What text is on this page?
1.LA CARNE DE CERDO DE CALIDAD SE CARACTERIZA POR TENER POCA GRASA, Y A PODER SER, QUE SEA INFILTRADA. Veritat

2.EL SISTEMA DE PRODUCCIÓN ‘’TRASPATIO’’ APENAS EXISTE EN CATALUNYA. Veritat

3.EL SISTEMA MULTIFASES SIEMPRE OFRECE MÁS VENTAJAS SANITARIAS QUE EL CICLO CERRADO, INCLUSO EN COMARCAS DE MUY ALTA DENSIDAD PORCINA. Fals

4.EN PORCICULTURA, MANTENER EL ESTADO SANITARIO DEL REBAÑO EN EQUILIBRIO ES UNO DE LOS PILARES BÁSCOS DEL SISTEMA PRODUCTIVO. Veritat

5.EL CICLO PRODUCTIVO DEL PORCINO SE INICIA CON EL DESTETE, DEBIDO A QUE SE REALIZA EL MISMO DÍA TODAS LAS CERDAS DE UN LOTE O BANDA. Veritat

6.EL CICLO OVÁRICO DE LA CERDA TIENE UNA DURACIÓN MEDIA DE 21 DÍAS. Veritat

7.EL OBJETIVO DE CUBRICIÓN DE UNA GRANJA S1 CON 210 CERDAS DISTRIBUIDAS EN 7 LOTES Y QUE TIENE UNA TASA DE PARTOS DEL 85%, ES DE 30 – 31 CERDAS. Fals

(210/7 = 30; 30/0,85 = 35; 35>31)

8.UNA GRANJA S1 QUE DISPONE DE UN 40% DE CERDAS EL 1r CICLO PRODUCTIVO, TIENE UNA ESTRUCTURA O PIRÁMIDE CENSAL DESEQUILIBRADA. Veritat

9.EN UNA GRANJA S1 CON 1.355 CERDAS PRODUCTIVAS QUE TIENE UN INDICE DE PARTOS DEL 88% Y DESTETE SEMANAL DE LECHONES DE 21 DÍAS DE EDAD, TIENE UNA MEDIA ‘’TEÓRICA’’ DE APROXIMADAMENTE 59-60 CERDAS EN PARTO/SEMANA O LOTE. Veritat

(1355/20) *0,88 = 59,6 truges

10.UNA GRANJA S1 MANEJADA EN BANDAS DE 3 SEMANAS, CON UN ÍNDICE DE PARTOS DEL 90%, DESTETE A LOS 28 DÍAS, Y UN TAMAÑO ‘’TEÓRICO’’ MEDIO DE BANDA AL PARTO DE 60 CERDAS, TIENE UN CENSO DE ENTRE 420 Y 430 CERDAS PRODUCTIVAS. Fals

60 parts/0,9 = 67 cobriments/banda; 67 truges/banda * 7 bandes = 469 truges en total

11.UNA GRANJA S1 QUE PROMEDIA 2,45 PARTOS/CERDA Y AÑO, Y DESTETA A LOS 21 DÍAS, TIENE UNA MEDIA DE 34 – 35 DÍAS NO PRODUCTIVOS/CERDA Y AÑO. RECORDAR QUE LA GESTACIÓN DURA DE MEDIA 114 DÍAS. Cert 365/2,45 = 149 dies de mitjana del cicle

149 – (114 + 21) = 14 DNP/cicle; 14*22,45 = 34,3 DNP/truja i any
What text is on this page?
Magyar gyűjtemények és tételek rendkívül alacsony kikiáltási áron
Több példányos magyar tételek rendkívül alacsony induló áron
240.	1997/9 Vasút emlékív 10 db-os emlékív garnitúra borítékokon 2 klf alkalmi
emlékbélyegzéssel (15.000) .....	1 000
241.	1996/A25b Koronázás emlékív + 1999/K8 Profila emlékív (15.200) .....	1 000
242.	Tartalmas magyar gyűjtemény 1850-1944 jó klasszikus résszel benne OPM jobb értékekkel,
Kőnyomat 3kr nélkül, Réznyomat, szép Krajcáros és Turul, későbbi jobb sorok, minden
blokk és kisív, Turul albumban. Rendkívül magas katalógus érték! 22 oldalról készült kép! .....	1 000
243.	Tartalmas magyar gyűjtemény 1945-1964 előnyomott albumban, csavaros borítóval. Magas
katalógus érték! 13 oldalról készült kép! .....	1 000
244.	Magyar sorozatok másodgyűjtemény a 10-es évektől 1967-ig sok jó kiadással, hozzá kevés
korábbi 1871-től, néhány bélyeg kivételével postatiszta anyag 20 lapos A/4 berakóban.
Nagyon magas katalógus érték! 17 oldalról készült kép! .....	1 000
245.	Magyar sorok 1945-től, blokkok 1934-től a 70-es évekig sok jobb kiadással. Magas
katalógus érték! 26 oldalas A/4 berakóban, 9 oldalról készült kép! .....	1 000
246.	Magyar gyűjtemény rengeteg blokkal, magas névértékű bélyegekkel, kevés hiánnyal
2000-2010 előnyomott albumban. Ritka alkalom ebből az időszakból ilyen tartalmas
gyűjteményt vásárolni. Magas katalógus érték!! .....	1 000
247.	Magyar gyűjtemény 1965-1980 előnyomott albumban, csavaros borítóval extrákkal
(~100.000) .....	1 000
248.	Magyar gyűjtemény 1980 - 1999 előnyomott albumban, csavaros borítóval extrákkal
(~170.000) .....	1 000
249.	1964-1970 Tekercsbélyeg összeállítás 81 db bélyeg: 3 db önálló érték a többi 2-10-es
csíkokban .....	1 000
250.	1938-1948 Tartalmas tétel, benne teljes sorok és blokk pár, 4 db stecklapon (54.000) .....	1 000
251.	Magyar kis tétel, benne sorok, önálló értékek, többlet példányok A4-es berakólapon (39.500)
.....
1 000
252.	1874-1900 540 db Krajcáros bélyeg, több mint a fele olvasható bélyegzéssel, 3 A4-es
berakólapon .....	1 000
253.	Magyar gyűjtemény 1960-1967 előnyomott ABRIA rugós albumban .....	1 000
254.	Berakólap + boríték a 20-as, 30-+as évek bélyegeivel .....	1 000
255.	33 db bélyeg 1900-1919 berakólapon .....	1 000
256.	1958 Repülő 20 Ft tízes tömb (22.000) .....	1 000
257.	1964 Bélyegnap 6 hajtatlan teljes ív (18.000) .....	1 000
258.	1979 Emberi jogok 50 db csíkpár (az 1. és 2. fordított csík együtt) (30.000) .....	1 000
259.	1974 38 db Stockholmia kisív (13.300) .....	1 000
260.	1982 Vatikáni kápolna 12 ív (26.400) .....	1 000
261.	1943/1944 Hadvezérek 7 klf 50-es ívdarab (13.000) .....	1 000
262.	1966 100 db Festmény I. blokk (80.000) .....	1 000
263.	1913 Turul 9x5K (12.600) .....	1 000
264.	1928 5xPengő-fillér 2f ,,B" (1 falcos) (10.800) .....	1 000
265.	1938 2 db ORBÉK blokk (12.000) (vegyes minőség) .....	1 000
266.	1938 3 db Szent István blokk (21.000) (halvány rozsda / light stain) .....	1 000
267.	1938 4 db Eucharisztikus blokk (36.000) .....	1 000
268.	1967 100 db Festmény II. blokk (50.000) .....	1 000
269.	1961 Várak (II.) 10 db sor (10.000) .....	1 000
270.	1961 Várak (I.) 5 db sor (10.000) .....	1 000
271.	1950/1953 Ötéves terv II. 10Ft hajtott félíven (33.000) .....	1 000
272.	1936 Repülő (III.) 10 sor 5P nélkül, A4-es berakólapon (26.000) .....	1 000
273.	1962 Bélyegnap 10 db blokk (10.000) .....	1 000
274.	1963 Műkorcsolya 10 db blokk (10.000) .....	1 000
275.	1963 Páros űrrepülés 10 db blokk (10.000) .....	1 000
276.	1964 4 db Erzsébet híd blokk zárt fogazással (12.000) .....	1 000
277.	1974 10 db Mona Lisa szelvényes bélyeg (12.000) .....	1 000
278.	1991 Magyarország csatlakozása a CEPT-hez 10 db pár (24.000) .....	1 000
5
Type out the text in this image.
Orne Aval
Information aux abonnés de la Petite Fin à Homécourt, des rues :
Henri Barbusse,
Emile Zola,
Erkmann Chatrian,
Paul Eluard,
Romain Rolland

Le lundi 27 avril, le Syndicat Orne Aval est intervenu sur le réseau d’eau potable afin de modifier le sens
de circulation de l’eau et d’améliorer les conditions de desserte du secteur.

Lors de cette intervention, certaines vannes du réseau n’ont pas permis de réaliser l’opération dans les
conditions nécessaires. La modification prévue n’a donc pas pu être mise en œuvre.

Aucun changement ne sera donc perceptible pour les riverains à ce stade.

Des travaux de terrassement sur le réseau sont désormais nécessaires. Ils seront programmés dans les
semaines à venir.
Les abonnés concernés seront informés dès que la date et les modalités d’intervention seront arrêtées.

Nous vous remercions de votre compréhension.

------------------------------

#### [Aim]
For each line of the entries that includes "seront", show that line.

#### [Answer to this problem]
Des travaux de terrassement sur le réseau sont désormais nécessaires. Ils seront programmés dans les
Les abonnés concernés seront informés dès que la date et les modalités d’intervention seront arrêtées.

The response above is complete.